**STATED TASK**
Copy all lines that contain the word "label".

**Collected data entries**
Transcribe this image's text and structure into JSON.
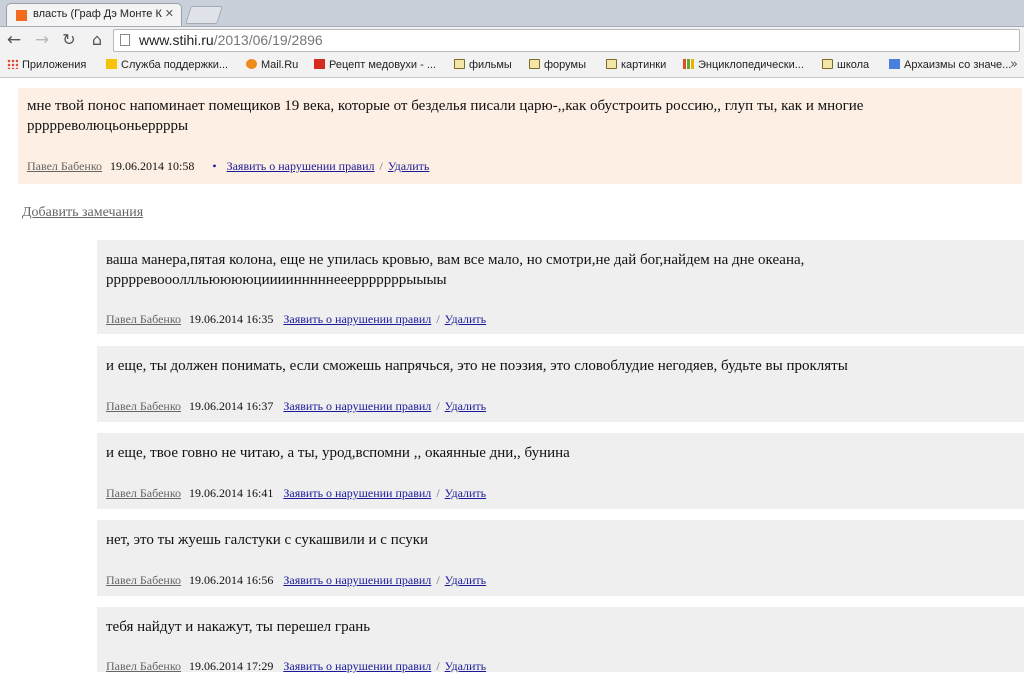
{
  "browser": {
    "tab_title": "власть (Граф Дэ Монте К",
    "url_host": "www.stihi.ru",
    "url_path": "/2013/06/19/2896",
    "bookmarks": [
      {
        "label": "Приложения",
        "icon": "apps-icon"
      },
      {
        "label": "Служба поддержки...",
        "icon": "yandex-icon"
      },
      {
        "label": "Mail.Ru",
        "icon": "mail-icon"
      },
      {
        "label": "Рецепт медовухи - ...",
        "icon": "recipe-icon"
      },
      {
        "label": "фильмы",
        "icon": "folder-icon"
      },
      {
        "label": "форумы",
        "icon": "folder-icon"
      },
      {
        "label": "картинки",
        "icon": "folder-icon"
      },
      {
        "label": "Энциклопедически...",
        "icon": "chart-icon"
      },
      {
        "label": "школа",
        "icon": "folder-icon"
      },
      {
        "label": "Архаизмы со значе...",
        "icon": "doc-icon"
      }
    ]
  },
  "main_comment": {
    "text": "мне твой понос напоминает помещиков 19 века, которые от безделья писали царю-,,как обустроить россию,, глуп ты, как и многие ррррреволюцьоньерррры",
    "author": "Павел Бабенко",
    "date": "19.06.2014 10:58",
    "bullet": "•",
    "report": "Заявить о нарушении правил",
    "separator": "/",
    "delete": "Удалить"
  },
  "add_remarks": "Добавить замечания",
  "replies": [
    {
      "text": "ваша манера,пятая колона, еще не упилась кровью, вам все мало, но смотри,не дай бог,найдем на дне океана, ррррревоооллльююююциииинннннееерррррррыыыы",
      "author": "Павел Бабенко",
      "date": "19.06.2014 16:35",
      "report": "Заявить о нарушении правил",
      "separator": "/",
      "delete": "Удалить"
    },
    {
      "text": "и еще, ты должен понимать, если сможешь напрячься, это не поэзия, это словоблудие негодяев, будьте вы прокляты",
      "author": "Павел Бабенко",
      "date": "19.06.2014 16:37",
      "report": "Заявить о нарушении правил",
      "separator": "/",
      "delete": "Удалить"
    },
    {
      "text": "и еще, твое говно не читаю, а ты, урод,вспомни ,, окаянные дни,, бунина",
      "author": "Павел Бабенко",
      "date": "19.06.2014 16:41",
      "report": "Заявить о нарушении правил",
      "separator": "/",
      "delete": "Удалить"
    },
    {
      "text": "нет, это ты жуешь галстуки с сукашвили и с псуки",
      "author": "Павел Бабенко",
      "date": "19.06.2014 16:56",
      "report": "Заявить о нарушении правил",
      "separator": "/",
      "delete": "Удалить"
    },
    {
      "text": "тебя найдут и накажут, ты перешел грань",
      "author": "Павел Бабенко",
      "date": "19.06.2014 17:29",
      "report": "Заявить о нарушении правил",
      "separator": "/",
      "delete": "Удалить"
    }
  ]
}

**FULL RESPONSE**
        "label": "Приложения",
        "label": "Служба поддержки...",
        "label": "Mail.Ru",
        "label": "Рецепт медовухи - ...",
        "label": "фильмы",
        "label": "форумы",
        "label": "картинки",
        "label": "Энциклопедически...",
        "label": "школа",
        "label": "Архаизмы со значе...",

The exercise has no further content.